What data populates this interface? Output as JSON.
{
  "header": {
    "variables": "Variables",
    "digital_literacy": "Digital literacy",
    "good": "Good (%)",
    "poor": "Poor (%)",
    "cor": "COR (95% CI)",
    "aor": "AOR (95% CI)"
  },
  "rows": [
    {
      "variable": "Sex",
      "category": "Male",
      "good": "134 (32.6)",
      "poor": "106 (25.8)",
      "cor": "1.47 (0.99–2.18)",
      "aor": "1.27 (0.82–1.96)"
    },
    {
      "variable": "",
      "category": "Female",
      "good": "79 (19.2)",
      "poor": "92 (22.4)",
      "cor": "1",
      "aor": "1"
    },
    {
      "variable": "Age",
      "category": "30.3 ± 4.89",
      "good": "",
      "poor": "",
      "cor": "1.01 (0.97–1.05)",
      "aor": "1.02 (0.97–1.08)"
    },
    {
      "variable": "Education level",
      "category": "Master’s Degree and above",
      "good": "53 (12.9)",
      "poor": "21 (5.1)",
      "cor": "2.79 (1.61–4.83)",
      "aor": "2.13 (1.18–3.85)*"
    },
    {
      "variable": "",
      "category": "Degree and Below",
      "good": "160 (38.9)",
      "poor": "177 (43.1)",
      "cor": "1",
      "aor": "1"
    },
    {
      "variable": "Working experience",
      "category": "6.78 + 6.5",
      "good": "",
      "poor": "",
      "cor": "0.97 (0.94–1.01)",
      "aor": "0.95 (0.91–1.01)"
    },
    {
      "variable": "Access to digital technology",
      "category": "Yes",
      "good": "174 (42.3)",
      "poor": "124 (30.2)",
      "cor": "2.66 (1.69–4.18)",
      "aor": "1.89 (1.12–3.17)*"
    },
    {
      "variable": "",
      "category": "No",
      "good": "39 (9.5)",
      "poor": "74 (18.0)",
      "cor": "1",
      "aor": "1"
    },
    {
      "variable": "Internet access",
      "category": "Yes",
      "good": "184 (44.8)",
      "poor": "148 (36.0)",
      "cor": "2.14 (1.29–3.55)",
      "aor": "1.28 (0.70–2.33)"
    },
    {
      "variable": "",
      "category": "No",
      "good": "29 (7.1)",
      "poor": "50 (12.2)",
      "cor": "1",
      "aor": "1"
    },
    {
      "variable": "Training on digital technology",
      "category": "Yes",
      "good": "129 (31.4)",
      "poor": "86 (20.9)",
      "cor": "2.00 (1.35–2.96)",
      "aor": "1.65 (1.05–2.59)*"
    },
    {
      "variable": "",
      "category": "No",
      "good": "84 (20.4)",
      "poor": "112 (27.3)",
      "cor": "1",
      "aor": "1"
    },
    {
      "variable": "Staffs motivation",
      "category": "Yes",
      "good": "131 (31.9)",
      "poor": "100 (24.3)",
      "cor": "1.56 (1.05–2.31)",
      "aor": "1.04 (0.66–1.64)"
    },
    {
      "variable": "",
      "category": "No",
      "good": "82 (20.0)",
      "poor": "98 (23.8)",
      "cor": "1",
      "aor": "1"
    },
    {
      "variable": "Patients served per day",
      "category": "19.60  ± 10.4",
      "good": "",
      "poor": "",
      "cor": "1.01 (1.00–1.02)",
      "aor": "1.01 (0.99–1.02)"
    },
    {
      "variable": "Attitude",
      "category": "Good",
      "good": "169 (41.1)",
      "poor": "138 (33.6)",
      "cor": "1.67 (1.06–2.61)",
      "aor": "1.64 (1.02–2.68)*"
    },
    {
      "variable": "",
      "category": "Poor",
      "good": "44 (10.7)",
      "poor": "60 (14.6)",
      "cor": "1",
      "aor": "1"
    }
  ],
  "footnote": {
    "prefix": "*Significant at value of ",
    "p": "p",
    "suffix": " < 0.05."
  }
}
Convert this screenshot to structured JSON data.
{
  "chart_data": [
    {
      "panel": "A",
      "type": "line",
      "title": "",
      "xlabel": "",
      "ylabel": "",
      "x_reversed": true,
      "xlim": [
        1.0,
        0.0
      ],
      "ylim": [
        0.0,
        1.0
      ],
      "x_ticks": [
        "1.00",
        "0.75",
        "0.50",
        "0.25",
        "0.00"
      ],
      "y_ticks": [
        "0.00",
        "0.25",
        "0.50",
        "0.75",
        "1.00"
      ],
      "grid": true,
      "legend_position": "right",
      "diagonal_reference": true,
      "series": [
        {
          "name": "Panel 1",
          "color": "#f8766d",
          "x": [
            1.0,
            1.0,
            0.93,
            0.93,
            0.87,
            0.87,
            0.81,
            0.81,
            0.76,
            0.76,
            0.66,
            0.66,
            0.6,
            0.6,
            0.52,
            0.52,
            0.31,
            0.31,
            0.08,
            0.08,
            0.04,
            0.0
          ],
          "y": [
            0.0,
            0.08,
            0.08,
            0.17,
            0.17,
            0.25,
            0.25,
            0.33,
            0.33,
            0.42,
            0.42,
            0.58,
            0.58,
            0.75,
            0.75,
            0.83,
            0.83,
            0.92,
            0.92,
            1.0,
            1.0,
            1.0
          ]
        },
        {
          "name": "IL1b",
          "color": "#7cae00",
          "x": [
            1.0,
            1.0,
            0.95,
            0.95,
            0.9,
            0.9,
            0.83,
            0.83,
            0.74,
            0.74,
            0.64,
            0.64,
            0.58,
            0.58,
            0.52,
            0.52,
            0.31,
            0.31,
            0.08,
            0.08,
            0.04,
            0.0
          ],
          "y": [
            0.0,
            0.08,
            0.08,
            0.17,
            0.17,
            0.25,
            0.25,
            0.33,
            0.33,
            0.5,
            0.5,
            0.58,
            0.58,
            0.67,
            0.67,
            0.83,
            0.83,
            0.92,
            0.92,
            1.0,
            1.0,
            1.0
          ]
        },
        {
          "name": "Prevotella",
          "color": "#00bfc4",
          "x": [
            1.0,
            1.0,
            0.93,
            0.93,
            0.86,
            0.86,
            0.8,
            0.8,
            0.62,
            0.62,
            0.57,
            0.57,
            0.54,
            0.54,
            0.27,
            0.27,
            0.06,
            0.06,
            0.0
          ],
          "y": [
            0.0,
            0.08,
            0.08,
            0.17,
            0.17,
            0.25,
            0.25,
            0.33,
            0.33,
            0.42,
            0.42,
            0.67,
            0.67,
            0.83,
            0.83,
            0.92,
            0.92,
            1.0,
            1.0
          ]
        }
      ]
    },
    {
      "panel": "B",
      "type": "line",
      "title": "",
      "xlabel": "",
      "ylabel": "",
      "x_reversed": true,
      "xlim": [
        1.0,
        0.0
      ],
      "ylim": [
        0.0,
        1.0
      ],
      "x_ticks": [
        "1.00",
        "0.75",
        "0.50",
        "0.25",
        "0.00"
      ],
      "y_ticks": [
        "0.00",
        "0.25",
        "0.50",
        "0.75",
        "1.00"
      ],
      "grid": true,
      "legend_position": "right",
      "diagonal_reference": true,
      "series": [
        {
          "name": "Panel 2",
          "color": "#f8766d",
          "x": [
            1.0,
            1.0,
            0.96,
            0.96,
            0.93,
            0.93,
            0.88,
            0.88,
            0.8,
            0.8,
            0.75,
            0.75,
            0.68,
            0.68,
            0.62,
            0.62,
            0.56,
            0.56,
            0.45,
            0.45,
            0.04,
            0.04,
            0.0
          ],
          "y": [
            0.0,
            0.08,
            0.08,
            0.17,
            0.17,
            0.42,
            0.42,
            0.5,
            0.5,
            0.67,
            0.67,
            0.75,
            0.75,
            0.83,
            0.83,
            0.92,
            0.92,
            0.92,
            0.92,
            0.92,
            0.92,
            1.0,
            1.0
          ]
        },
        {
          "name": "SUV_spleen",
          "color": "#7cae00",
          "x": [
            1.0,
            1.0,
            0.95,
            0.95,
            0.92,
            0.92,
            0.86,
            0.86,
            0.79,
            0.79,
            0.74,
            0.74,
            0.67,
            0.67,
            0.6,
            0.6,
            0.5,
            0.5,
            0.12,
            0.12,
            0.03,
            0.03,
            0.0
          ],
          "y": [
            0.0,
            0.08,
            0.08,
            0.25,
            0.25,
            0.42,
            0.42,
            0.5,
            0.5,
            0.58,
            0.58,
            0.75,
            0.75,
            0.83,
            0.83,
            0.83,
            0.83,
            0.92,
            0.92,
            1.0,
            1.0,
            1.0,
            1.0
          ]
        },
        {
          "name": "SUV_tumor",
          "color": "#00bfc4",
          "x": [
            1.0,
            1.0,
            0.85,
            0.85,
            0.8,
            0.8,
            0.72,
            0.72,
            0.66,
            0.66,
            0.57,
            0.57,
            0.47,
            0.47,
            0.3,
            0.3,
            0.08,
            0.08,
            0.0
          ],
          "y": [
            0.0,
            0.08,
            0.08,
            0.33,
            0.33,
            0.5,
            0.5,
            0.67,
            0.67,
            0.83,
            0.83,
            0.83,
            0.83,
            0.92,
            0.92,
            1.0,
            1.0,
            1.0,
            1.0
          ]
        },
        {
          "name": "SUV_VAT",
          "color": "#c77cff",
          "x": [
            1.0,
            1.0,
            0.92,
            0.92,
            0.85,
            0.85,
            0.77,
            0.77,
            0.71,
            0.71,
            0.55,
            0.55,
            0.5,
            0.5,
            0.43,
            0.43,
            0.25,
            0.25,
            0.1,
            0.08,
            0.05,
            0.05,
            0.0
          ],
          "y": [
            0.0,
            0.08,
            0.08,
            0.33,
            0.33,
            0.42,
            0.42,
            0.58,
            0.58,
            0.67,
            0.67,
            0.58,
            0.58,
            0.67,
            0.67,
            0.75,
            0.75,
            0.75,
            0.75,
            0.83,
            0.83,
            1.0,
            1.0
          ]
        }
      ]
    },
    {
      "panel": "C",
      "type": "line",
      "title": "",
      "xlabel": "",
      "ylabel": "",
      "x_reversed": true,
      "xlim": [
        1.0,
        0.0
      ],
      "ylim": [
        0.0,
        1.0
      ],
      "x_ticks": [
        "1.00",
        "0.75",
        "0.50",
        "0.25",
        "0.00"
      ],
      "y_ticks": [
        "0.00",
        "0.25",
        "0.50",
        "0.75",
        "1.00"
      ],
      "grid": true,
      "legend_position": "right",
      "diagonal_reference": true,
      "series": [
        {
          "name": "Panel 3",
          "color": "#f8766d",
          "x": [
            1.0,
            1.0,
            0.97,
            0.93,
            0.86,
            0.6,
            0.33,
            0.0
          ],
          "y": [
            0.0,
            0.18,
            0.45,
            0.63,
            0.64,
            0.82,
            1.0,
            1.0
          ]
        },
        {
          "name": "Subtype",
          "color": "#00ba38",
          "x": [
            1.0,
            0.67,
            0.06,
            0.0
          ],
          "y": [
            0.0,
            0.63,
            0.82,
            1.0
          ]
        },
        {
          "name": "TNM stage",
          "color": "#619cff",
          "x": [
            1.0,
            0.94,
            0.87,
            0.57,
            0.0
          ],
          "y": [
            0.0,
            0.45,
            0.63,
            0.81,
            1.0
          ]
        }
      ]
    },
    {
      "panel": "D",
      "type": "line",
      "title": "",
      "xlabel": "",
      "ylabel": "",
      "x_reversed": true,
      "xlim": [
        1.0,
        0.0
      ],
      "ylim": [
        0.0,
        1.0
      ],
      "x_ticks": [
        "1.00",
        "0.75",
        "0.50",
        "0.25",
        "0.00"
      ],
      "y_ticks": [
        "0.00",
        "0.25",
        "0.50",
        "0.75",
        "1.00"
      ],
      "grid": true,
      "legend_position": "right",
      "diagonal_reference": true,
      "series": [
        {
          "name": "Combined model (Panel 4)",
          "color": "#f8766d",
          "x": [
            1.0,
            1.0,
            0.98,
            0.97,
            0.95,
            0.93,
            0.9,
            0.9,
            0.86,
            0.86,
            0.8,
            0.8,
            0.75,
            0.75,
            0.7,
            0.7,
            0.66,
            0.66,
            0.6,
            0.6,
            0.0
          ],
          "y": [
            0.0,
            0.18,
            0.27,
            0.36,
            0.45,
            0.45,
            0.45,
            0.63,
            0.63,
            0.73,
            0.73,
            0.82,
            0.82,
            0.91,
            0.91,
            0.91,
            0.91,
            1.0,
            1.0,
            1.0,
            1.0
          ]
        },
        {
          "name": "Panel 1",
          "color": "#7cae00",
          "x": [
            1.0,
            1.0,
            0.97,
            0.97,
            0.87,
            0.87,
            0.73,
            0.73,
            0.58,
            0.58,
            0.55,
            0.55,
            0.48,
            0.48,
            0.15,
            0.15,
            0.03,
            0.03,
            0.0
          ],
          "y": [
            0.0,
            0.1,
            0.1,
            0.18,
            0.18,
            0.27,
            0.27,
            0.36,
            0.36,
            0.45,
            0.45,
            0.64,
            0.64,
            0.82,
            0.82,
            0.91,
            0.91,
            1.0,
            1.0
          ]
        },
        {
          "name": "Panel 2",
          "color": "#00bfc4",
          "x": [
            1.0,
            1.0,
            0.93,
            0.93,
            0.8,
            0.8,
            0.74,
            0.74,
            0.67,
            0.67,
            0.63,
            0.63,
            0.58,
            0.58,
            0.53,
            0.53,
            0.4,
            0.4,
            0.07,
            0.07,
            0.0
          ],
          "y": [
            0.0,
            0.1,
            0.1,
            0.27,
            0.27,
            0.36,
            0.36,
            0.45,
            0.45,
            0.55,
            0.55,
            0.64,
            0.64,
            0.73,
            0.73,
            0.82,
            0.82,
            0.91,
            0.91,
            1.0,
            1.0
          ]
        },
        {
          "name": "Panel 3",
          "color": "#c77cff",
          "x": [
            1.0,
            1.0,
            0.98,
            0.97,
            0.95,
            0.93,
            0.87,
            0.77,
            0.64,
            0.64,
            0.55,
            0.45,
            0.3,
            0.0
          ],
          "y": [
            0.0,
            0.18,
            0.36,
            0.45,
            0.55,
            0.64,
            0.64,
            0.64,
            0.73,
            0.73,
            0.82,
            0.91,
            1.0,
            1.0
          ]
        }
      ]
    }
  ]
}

######

Your answer should consist of the lines from the material that contain "JSON".

ANSWER BELOW:
What data populates this interface? Output as JSON.
Convert this screenshot to structured JSON data.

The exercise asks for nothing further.